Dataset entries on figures
----

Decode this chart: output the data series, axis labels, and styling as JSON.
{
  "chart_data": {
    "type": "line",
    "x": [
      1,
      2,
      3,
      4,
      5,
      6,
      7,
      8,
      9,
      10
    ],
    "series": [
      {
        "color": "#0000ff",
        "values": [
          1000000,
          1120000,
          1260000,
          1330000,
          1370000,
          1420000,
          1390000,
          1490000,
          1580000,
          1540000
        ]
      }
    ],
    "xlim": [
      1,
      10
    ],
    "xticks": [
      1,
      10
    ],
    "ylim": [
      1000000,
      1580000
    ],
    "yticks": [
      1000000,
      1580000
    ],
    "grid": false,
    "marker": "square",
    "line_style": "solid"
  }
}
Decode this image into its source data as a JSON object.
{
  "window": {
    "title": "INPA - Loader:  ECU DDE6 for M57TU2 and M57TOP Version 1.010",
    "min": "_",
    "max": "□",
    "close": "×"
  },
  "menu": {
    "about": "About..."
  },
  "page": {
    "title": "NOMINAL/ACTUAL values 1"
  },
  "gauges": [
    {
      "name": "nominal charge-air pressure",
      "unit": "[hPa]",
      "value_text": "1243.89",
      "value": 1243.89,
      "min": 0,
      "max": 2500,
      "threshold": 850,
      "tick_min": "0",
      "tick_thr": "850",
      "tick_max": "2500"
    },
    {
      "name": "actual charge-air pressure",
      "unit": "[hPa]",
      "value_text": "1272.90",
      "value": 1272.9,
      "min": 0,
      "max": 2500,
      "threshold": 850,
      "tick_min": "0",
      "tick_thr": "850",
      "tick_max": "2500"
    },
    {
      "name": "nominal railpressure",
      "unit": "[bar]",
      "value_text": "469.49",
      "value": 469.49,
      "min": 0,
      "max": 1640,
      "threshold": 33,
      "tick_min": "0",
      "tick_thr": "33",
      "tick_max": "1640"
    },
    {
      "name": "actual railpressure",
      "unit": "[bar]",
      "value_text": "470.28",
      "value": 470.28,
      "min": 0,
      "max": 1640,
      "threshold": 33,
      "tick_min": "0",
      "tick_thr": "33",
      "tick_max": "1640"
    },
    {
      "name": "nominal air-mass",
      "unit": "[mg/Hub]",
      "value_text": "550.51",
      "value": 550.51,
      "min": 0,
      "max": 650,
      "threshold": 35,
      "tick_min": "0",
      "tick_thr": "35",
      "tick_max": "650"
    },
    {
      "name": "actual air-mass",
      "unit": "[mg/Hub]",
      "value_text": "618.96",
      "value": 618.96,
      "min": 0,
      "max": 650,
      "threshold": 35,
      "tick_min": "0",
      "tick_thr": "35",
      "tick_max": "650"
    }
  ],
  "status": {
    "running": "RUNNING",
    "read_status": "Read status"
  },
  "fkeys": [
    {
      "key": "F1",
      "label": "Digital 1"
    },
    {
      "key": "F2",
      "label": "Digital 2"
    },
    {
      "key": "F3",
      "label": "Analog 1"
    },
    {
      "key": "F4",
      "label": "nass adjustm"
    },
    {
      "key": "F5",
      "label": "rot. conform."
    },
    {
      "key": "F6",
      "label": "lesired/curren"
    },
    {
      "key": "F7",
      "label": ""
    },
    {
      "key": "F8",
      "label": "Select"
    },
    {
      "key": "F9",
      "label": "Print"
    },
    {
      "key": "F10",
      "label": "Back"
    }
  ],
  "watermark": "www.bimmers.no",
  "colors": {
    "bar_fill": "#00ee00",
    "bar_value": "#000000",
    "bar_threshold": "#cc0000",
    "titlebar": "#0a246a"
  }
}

----

Output the lines above verbatim and in full.

→ The response
Decode this chart: output the data series, axis labels, and styling as JSON.
{
  "chart_data": {
    "type": "line",
    "x": [
      1,
      2,
      3,
      4,
      5,
      6,
      7,
      8,
      9,
      10
    ],
    "series": [
      {
        "color": "#0000ff",
        "values": [
          1000000,
          1120000,
          1260000,
          1330000,
          1370000,
          1420000,
          1390000,
          1490000,
          1580000,
          1540000
        ]
      }
    ],
    "xlim": [
      1,
      10
    ],
    "xticks": [
      1,
      10
    ],
    "ylim": [
      1000000,
      1580000
    ],
    "yticks": [
      1000000,
      1580000
    ],
    "grid": false,
    "marker": "square",
    "line_style": "solid"
  }
}
Decode this image into its source data as a JSON object.
{
  "window": {
    "title": "INPA - Loader:  ECU DDE6 for M57TU2 and M57TOP Version 1.010",
    "min": "_",
    "max": "□",
    "close": "×"
  },
  "menu": {
    "about": "About..."
  },
  "page": {
    "title": "NOMINAL/ACTUAL values 1"
  },
  "gauges": [
    {
      "name": "nominal charge-air pressure",
      "unit": "[hPa]",
      "value_text": "1243.89",
      "value": 1243.89,
      "min": 0,
      "max": 2500,
      "threshold": 850,
      "tick_min": "0",
      "tick_thr": "850",
      "tick_max": "2500"
    },
    {
      "name": "actual charge-air pressure",
      "unit": "[hPa]",
      "value_text": "1272.90",
      "value": 1272.9,
      "min": 0,
      "max": 2500,
      "threshold": 850,
      "tick_min": "0",
      "tick_thr": "850",
      "tick_max": "2500"
    },
    {
      "name": "nominal railpressure",
      "unit": "[bar]",
      "value_text": "469.49",
      "value": 469.49,
      "min": 0,
      "max": 1640,
      "threshold": 33,
      "tick_min": "0",
      "tick_thr": "33",
      "tick_max": "1640"
    },
    {
      "name": "actual railpressure",
      "unit": "[bar]",
      "value_text": "470.28",
      "value": 470.28,
      "min": 0,
      "max": 1640,
      "threshold": 33,
      "tick_min": "0",
      "tick_thr": "33",
      "tick_max": "1640"
    },
    {
      "name": "nominal air-mass",
      "unit": "[mg/Hub]",
      "value_text": "550.51",
      "value": 550.51,
      "min": 0,
      "max": 650,
      "threshold": 35,
      "tick_min": "0",
      "tick_thr": "35",
      "tick_max": "650"
    },
    {
      "name": "actual air-mass",
      "unit": "[mg/Hub]",
      "value_text": "618.96",
      "value": 618.96,
      "min": 0,
      "max": 650,
      "threshold": 35,
      "tick_min": "0",
      "tick_thr": "35",
      "tick_max": "650"
    }
  ],
  "status": {
    "running": "RUNNING",
    "read_status": "Read status"
  },
  "fkeys": [
    {
      "key": "F1",
      "label": "Digital 1"
    },
    {
      "key": "F2",
      "label": "Digital 2"
    },
    {
      "key": "F3",
      "label": "Analog 1"
    },
    {
      "key": "F4",
      "label": "nass adjustm"
    },
    {
      "key": "F5",
      "label": "rot. conform."
    },
    {
      "key": "F6",
      "label": "lesired/curren"
    },
    {
      "key": "F7",
      "label": ""
    },
    {
      "key": "F8",
      "label": "Select"
    },
    {
      "key": "F9",
      "label": "Print"
    },
    {
      "key": "F10",
      "label": "Back"
    }
  ],
  "watermark": "www.bimmers.no",
  "colors": {
    "bar_fill": "#00ee00",
    "bar_value": "#000000",
    "bar_threshold": "#cc0000",
    "titlebar": "#0a246a"
  }
}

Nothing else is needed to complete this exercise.